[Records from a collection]
__________

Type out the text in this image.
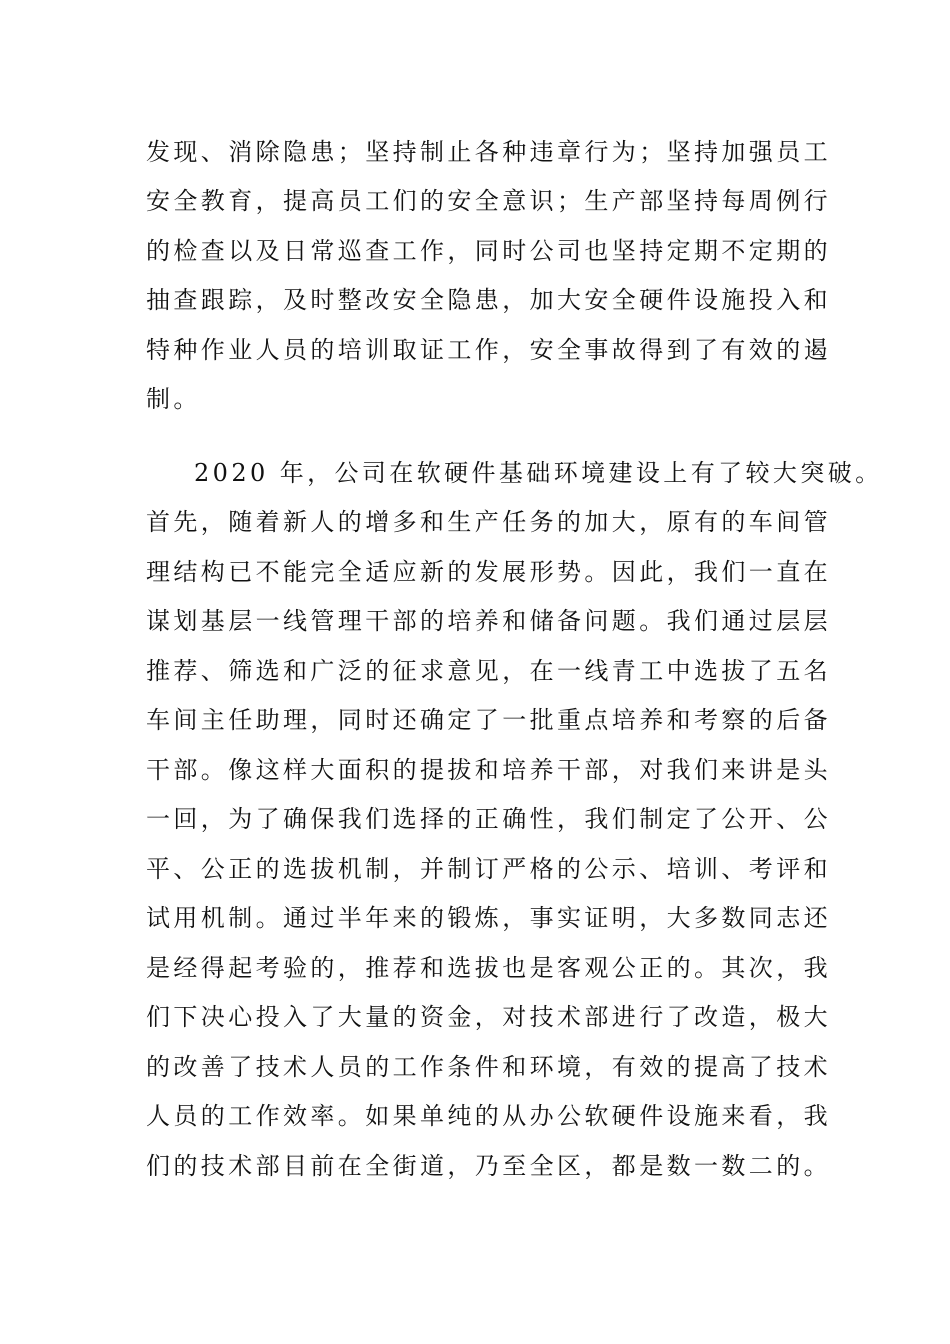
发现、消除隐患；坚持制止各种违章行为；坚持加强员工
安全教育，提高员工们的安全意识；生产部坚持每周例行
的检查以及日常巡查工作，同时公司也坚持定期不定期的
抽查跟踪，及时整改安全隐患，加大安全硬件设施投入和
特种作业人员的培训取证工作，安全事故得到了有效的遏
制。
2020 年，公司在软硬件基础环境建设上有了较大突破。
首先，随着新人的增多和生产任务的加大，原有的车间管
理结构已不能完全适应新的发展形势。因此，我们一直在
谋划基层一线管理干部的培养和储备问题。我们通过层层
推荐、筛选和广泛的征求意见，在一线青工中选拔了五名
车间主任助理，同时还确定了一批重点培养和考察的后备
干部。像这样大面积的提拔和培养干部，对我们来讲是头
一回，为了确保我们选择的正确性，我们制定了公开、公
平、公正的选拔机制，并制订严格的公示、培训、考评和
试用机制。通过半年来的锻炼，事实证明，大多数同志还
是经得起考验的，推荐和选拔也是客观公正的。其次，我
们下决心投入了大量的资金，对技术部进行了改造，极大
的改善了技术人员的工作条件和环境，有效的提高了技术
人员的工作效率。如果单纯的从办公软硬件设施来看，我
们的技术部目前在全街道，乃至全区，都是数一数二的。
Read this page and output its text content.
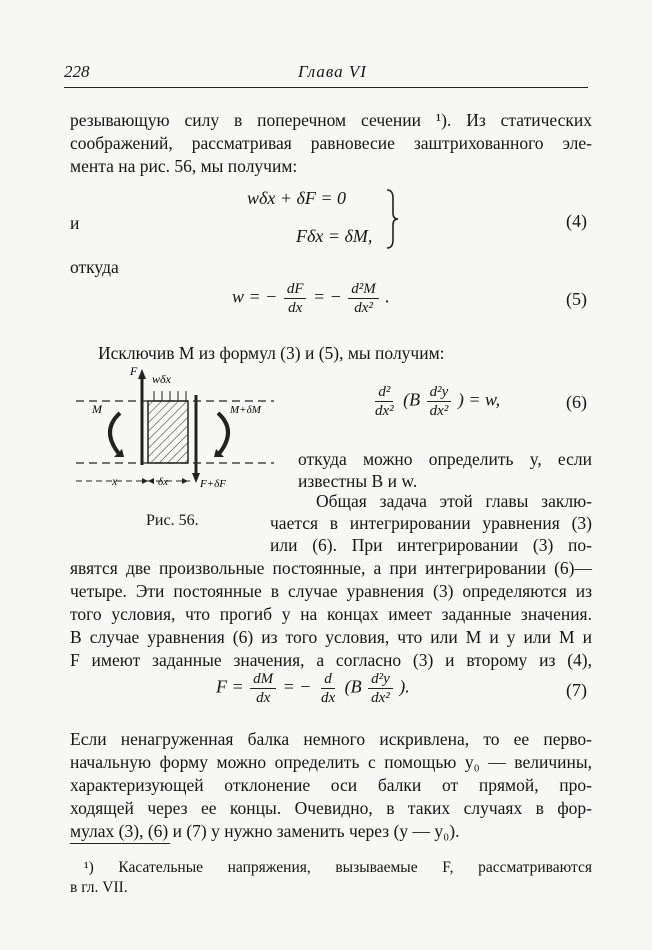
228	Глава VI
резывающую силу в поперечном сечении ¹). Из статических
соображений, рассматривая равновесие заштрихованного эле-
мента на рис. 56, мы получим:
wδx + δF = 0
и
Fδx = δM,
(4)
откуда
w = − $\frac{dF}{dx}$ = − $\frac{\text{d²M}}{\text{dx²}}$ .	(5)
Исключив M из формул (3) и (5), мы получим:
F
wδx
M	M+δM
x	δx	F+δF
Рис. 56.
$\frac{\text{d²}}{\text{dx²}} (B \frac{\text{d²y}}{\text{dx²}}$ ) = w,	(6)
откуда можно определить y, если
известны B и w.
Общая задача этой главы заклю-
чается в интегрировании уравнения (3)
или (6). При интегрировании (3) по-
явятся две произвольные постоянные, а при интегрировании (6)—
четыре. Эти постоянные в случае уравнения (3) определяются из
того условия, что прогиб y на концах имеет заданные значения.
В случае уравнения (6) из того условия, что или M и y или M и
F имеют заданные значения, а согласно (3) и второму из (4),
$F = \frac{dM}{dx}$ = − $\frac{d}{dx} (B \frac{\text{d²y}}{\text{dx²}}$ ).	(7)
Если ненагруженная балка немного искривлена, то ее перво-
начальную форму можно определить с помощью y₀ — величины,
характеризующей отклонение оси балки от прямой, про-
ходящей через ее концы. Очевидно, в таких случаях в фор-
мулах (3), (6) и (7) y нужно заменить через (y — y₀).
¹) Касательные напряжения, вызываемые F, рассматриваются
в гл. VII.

__________

● REQUIREMENT:
Give only the number of lines in the records that contain the string "text".

● THE OUTPUT:
5